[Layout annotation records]
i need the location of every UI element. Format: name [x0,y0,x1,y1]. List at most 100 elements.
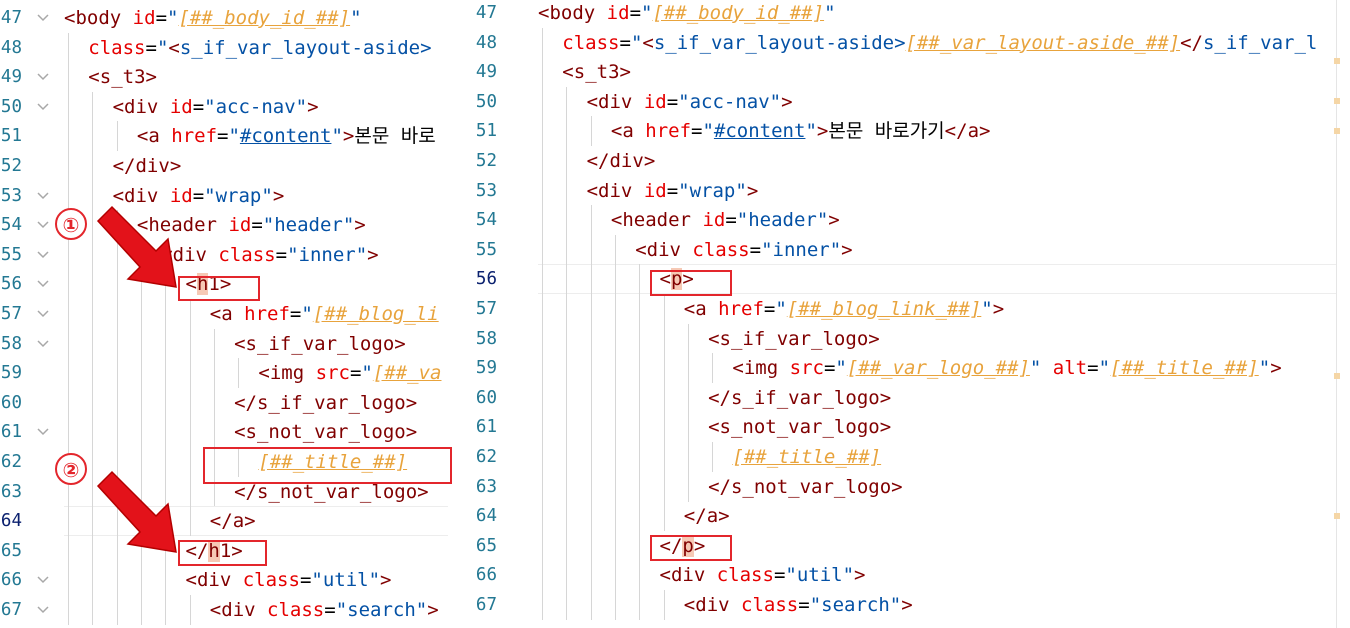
line-number: 67 [0,600,22,620]
highlight-box-h1-open [178,276,260,301]
indent-guide [92,417,94,448]
code-line[interactable]: 66 <div class="util"> [0,565,448,596]
line-number: 65 [0,540,22,561]
code-line[interactable]: 55 <div class="inner"> [0,239,448,270]
code-text: <s_t3> [88,62,157,92]
indent-guide [68,299,69,329]
code-token: = [1087,357,1099,380]
code-token: body [75,7,122,29]
line-number: 51 [475,121,497,142]
code-line[interactable]: 49 <s_t3> [462,57,1336,88]
code-token: = [666,179,679,202]
code-line[interactable]: 49 <s_t3> [0,62,448,93]
code-line[interactable]: 67 <div class="search"> [0,595,448,625]
code-line[interactable]: 47 <body id="[##_body_id_##]" [0,3,448,33]
code-line[interactable]: 61 <s_not_var_logo> [0,417,448,448]
code-line[interactable]: 54 <header id="header"> [462,205,1336,236]
code-line[interactable]: 53 <div id="wrap"> [462,175,1336,206]
code-line[interactable]: 65 </p> [462,530,1336,561]
line-number: 65 [475,535,497,556]
indent-guide [189,328,191,359]
code-line[interactable]: 51 <a href="#content">본문 바로가기</a> [462,116,1336,147]
code-line[interactable]: 53 <div id="wrap"> [0,180,448,211]
code-line[interactable]: 48 class="<s_if_var_layout-aside>[##_var_… [462,27,1336,58]
code-line[interactable]: 58 <s_if_var_logo> [462,323,1336,354]
code-line[interactable]: 58 <s_if_var_logo> [0,328,448,359]
indent-guide [542,560,543,591]
code-token: src [315,362,350,385]
line-number: 50 [475,91,497,112]
code-line[interactable]: 55 <div class="inner"> [462,234,1336,265]
code-line[interactable]: 62 [##_title_##] [462,442,1336,472]
indent-guide [590,382,592,413]
code-token: id [169,184,193,207]
fold-chevron-icon[interactable] [36,595,50,628]
indent-guide [68,151,69,181]
code-token: < [209,303,222,325]
indent-guide [213,387,215,418]
line-number: 55 [0,244,22,265]
code-line[interactable]: 63 </s_not_var_logo> [462,471,1336,502]
code-token: id [643,179,667,202]
code-text: </s_not_var_logo> [708,472,903,502]
code-line[interactable]: 47 <body id="[##_body_id_##]" [462,0,1336,28]
code-token: "inner" [761,238,842,261]
code-line[interactable]: 61 <s_not_var_logo> [462,412,1336,443]
code-line[interactable]: 64 </a> [462,501,1336,532]
indent-guide [165,417,167,448]
code-token: [##_var_layout-aside_##] [905,31,1181,54]
code-line[interactable]: 66 <div class="util"> [462,560,1336,591]
code-text: <div id="acc-nav"> [113,92,319,122]
code-line[interactable]: 64 </a> [0,506,448,537]
code-line[interactable]: 59 <img src="[##_var_logo_##]" alt="[##_t… [462,353,1336,384]
code-line[interactable]: 60 </s_if_var_logo> [0,387,448,418]
code-token: " [775,298,787,320]
indent-guide [614,294,616,324]
code-line[interactable]: 57 <a href="[##_blog_link_##]"> [462,294,1336,324]
indent-guide [687,382,689,413]
code-line[interactable]: 52 </div> [0,151,448,181]
code-token: > [643,150,656,172]
code-token: " [1258,357,1271,380]
code-token: = [251,214,263,237]
code-line[interactable]: 50 <div id="acc-nav"> [0,91,448,122]
indent-guide [165,299,167,329]
indent-guide [92,151,94,181]
indent-guide [639,590,641,620]
code-token: class [242,569,300,592]
code-token: = [324,599,336,621]
code-token: class [218,243,276,266]
code-token: s_if_var_l [1202,31,1318,54]
code-line[interactable]: 59 <img src="[##_va [0,358,448,389]
code-text: <div class="util"> [660,560,866,590]
code-text: <div class="inner"> [161,240,378,270]
code-text: <s_if_var_logo> [234,329,406,359]
code-token: = [299,569,312,592]
code-token: < [168,36,180,59]
code-token: div [695,594,730,616]
indent-guide [566,86,568,117]
code-line[interactable]: 57 <a href="[##_blog_li [0,299,448,329]
code-token: class [267,599,325,621]
code-token: " [361,362,373,385]
code-line[interactable]: 67 <div class="search"> [462,590,1336,620]
code-token: div [598,179,633,202]
code-line[interactable]: 50 <div id="acc-nav"> [462,86,1336,117]
code-text: <div class="inner"> [635,235,852,265]
overview-ruler[interactable] [1334,0,1350,628]
code-line[interactable]: 52 </div> [462,146,1336,176]
code-line[interactable]: 51 <a href="#content">본문 바로 [0,121,448,152]
code-token: alt [1052,357,1088,380]
code-token: [##_var_logo_##] [846,357,1030,380]
code-token: div [598,90,633,113]
code-token: a [221,303,233,325]
code-line[interactable]: 60 </s_if_var_logo> [462,382,1336,413]
indent-guide [566,234,568,265]
code-line[interactable]: 56 <p> [462,264,1336,295]
code-token: > [891,475,903,498]
indent-guide [639,442,641,472]
indent-guide [566,442,568,472]
code-line[interactable]: 48 class="<s_if_var_layout-aside> [0,32,448,63]
code-token: s_if_var_logo [730,386,880,409]
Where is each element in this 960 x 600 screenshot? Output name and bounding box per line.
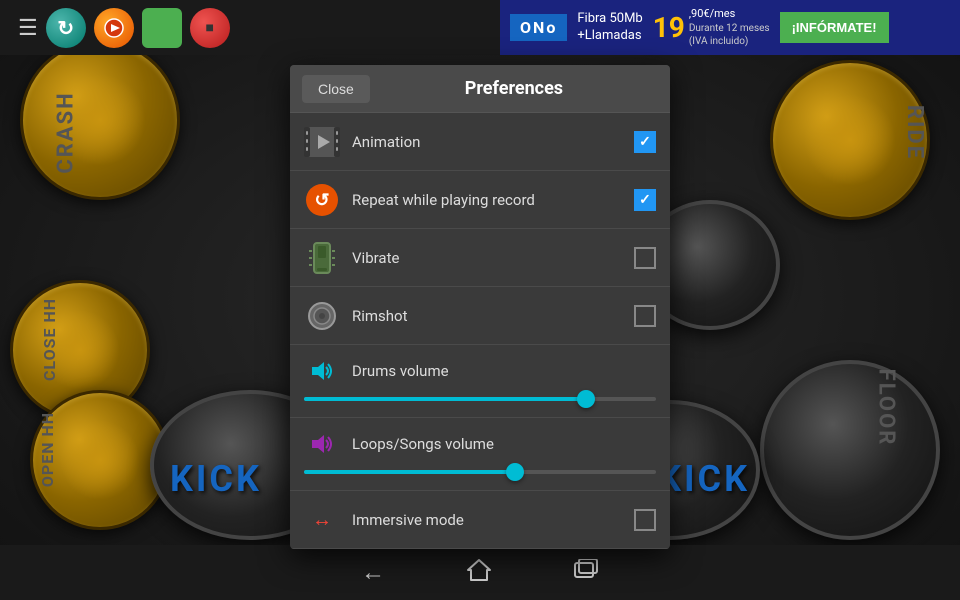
kick-label-2: KICK: [658, 458, 750, 500]
repeat-label: Repeat while playing record: [352, 191, 634, 209]
speaker-icon: [308, 357, 336, 385]
rimshot-checkbox[interactable]: [634, 305, 656, 327]
loops-volume-slider[interactable]: [304, 470, 656, 474]
refresh-icon: ↻: [57, 16, 74, 40]
close-button[interactable]: Close: [302, 75, 370, 103]
back-button[interactable]: ←: [361, 558, 385, 587]
pref-item-vibrate[interactable]: Vibrate: [290, 229, 670, 287]
drums-volume-label: Drums volume: [352, 362, 449, 380]
rimshot-label: Rimshot: [352, 307, 634, 325]
immersive-icon: ↔: [304, 502, 340, 538]
home-icon: [465, 556, 493, 584]
vibrate-label: Vibrate: [352, 249, 634, 267]
ad-price: 19: [653, 11, 685, 44]
drums-volume-icon: [304, 353, 340, 389]
ad-fiber-text: Fibra 50Mb +Llamadas: [577, 11, 642, 45]
crash-label: CRASH: [54, 91, 79, 173]
animation-checkbox[interactable]: [634, 131, 656, 153]
ad-line1: Fibra 50Mb: [577, 11, 642, 28]
ad-brand: ONo: [510, 14, 567, 41]
drums-volume-slider[interactable]: [304, 397, 656, 401]
immersive-checkbox[interactable]: [634, 509, 656, 531]
ad-line2: +Llamadas: [577, 28, 642, 45]
loops-volume-icon: [304, 426, 340, 462]
home-button[interactable]: [465, 556, 493, 590]
preferences-dialog: Close Preferences Animation: [290, 65, 670, 549]
pref-header: Close Preferences: [290, 65, 670, 113]
loops-volume-thumb[interactable]: [506, 463, 524, 481]
svg-text:↔: ↔: [312, 510, 332, 530]
record-symbol: [103, 17, 125, 39]
vibrate-icon-svg: [307, 241, 337, 275]
immersive-icon-svg: ↔: [305, 510, 339, 530]
animation-label: Animation: [352, 133, 634, 151]
menu-button[interactable]: ☰: [10, 7, 46, 49]
pref-item-loops-volume: Loops/Songs volume: [290, 418, 670, 491]
recent-apps-icon: [573, 559, 599, 581]
loops-volume-label: Loops/Songs volume: [352, 435, 494, 453]
recent-apps-button[interactable]: [573, 559, 599, 587]
repeat-checkbox[interactable]: [634, 189, 656, 211]
speaker-loops-icon: [308, 430, 336, 458]
immersive-label: Immersive mode: [352, 511, 634, 529]
ride-label: RIDE: [902, 105, 927, 160]
ad-cta-button[interactable]: ¡INFÓRMATE!: [780, 12, 889, 43]
ad-note: Durante 12 meses(IVA incluido): [689, 22, 770, 48]
repeat-icon-svg: ↺: [305, 183, 339, 217]
ad-decimal: ,90€/mes: [689, 7, 770, 21]
record-icon-btn[interactable]: [94, 8, 134, 48]
ad-price-main: 19: [653, 11, 685, 44]
animation-icon: [304, 124, 340, 160]
cymbal-crash[interactable]: [20, 40, 180, 200]
open-hh-label: OPEN HH: [38, 412, 57, 487]
pref-item-animation[interactable]: Animation: [290, 113, 670, 171]
ad-banner: ONo Fibra 50Mb +Llamadas 19 ,90€/mes Dur…: [500, 0, 960, 55]
pref-item-drums-volume: Drums volume: [290, 345, 670, 418]
pref-title: Preferences: [370, 78, 658, 99]
vibrate-icon: [304, 240, 340, 276]
vibrate-checkbox[interactable]: [634, 247, 656, 269]
close-hh-label: CLOSE HH: [40, 298, 59, 381]
drums-volume-fill: [304, 397, 586, 401]
pref-item-rimshot[interactable]: Rimshot: [290, 287, 670, 345]
repeat-icon: ↺: [304, 182, 340, 218]
drums-volume-thumb[interactable]: [577, 390, 595, 408]
animation-icon-svg: [304, 127, 340, 157]
pref-item-immersive[interactable]: ↔ Immersive mode: [290, 491, 670, 549]
bottom-navigation: ←: [0, 545, 960, 600]
svg-text:↺: ↺: [314, 190, 329, 211]
refresh-button[interactable]: ↻: [46, 8, 86, 48]
rimshot-icon: [304, 298, 340, 334]
ad-per-text: ,90€/mes Durante 12 meses(IVA incluido): [689, 7, 770, 47]
floor-label: FLOOR: [874, 369, 899, 447]
stop-button[interactable]: ■: [190, 8, 230, 48]
kick-label-1: KICK: [170, 458, 262, 500]
stop-icon: ■: [206, 19, 214, 36]
drum-pad-floor[interactable]: [760, 360, 940, 540]
green-button[interactable]: [142, 8, 182, 48]
loops-volume-fill: [304, 470, 515, 474]
pref-item-repeat[interactable]: ↺ Repeat while playing record: [290, 171, 670, 229]
rimshot-icon-svg: [307, 301, 337, 331]
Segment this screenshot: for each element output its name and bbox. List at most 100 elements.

_Exercise task_:
Print the listing lines from the line with "line-number: 67 [0,600,22,620]" to the line with "code-text: <s_t3> [88,62,157,92]", reproducing each one verbatim.

_Full response_:
line-number: 67 [0,600,22,620]
highlight-box-h1-open [178,276,260,301]
indent-guide [92,417,94,448]
code-line[interactable]: 66 <div class="util"> [0,565,448,596]
line-number: 65 [0,540,22,561]
code-line[interactable]: 55 <div class="inner"> [0,239,448,270]
code-text: <s_t3> [88,62,157,92]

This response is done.